### Task directions
Which of the entries below contain the string "checkbox"? Pull each of them out in full.

### Data provided
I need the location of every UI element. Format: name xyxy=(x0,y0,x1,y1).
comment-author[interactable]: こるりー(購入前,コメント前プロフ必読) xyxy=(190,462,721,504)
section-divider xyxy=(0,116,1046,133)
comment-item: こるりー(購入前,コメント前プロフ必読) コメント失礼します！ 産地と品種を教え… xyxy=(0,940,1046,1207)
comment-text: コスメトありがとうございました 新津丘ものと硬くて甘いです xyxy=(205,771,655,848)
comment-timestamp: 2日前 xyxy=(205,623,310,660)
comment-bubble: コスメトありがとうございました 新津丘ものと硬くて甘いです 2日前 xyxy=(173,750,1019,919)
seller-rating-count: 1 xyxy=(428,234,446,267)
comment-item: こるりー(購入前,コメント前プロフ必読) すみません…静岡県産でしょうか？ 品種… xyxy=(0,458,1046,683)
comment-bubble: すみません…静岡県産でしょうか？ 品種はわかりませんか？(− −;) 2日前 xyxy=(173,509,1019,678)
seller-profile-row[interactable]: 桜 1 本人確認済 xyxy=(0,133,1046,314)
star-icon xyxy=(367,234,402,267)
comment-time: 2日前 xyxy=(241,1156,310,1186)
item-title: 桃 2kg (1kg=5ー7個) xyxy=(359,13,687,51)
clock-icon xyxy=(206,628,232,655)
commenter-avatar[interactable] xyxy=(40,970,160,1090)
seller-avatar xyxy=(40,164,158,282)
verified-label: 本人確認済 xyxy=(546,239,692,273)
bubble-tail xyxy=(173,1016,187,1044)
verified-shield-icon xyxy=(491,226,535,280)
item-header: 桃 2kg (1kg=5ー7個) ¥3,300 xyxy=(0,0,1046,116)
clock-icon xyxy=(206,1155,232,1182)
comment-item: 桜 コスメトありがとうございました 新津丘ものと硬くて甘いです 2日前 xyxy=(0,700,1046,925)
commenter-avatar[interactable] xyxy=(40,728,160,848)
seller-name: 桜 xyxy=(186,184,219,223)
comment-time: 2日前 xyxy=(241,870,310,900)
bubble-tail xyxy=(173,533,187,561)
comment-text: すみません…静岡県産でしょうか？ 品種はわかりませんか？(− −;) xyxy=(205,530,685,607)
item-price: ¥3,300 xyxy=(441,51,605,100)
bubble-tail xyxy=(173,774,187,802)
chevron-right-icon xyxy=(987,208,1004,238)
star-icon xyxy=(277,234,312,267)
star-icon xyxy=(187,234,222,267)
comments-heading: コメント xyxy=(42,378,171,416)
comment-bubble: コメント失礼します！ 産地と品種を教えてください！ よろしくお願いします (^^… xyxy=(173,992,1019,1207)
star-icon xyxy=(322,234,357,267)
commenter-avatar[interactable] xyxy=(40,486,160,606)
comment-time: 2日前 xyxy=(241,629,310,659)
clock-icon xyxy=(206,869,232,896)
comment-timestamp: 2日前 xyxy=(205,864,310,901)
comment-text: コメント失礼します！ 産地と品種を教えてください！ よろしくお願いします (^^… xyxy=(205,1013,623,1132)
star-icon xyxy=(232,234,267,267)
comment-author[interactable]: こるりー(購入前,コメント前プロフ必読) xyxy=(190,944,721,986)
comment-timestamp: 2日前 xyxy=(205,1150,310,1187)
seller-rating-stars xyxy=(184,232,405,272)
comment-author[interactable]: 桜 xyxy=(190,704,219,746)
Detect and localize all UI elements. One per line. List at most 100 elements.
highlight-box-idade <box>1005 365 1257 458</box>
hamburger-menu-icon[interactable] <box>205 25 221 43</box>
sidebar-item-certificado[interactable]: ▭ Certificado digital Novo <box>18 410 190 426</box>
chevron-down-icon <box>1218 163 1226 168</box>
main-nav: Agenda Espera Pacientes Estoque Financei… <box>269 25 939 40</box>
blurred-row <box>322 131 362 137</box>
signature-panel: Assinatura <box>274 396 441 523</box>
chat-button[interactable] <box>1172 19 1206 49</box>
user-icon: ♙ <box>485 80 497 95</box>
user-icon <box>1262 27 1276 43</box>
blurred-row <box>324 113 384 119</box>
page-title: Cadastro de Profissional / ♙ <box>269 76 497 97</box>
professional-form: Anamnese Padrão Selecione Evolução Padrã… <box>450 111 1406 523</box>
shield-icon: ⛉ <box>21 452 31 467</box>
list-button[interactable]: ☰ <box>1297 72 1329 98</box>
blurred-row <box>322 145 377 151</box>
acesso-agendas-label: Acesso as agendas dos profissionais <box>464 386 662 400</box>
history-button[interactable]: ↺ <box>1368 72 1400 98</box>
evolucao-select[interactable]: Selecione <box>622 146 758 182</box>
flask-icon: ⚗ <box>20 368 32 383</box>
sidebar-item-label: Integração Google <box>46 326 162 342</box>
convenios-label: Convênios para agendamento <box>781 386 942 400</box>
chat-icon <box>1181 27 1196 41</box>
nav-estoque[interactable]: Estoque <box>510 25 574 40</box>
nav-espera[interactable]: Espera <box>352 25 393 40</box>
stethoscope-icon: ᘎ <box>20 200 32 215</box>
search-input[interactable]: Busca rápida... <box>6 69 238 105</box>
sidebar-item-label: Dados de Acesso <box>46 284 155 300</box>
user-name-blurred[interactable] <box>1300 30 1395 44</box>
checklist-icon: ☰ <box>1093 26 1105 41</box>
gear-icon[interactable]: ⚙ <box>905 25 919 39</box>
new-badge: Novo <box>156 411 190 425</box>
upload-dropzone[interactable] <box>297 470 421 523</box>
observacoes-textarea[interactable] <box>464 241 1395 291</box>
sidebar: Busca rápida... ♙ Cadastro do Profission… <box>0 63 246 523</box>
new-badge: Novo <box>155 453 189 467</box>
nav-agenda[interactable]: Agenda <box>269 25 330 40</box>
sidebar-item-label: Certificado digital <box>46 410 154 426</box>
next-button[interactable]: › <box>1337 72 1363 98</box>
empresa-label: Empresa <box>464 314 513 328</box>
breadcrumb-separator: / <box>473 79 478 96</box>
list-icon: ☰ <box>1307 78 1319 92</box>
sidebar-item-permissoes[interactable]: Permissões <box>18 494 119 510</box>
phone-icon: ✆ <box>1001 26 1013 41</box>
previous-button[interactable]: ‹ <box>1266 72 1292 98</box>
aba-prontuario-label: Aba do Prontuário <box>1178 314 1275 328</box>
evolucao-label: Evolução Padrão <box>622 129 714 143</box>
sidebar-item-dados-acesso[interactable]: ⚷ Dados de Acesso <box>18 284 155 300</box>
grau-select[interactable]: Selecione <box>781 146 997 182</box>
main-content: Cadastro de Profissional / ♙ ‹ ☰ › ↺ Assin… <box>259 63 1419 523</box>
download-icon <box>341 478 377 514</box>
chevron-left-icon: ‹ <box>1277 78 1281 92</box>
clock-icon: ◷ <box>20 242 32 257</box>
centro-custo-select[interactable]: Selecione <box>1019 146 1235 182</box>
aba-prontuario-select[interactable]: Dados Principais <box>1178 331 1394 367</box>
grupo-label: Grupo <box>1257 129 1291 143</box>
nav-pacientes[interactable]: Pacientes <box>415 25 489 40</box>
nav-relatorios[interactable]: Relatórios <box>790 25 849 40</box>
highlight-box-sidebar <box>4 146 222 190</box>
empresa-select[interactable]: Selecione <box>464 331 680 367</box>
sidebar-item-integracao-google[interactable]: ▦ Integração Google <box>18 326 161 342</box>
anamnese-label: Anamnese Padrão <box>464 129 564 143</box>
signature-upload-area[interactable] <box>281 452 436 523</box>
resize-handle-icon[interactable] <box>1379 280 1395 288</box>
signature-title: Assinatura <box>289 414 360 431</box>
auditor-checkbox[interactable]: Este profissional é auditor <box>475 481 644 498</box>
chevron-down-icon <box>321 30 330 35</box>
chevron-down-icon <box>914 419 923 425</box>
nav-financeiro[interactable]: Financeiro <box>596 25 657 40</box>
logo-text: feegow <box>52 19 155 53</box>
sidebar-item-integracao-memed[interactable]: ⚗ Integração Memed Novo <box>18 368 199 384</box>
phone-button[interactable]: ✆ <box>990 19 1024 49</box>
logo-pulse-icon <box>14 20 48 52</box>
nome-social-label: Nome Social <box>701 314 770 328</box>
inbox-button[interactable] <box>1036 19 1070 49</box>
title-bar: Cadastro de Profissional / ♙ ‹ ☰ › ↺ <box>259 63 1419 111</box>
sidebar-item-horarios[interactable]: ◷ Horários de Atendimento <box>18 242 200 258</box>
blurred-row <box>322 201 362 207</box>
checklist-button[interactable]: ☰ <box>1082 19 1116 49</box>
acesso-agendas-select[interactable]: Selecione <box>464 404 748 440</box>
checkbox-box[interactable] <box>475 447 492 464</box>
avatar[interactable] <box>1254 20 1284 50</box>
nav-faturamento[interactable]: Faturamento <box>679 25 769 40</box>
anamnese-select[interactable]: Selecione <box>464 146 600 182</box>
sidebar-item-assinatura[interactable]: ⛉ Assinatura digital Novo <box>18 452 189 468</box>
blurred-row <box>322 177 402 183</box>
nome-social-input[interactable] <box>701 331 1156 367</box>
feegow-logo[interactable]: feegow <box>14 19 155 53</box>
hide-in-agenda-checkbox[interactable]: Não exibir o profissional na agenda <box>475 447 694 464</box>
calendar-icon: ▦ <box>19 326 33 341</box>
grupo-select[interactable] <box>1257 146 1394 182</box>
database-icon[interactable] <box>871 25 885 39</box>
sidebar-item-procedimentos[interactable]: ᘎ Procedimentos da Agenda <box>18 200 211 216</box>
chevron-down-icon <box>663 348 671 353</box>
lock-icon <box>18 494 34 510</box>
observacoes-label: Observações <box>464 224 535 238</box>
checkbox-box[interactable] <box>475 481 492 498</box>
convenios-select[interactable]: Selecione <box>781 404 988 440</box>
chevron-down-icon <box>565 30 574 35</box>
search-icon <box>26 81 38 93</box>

### Output of the exercise
auditor-checkbox[interactable]: Este profissional é auditor <box>475 481 644 498</box>
checkbox-box[interactable] <box>475 447 492 464</box>
hide-in-agenda-checkbox[interactable]: Não exibir o profissional na agenda <box>475 447 694 464</box>
checkbox-box[interactable] <box>475 481 492 498</box>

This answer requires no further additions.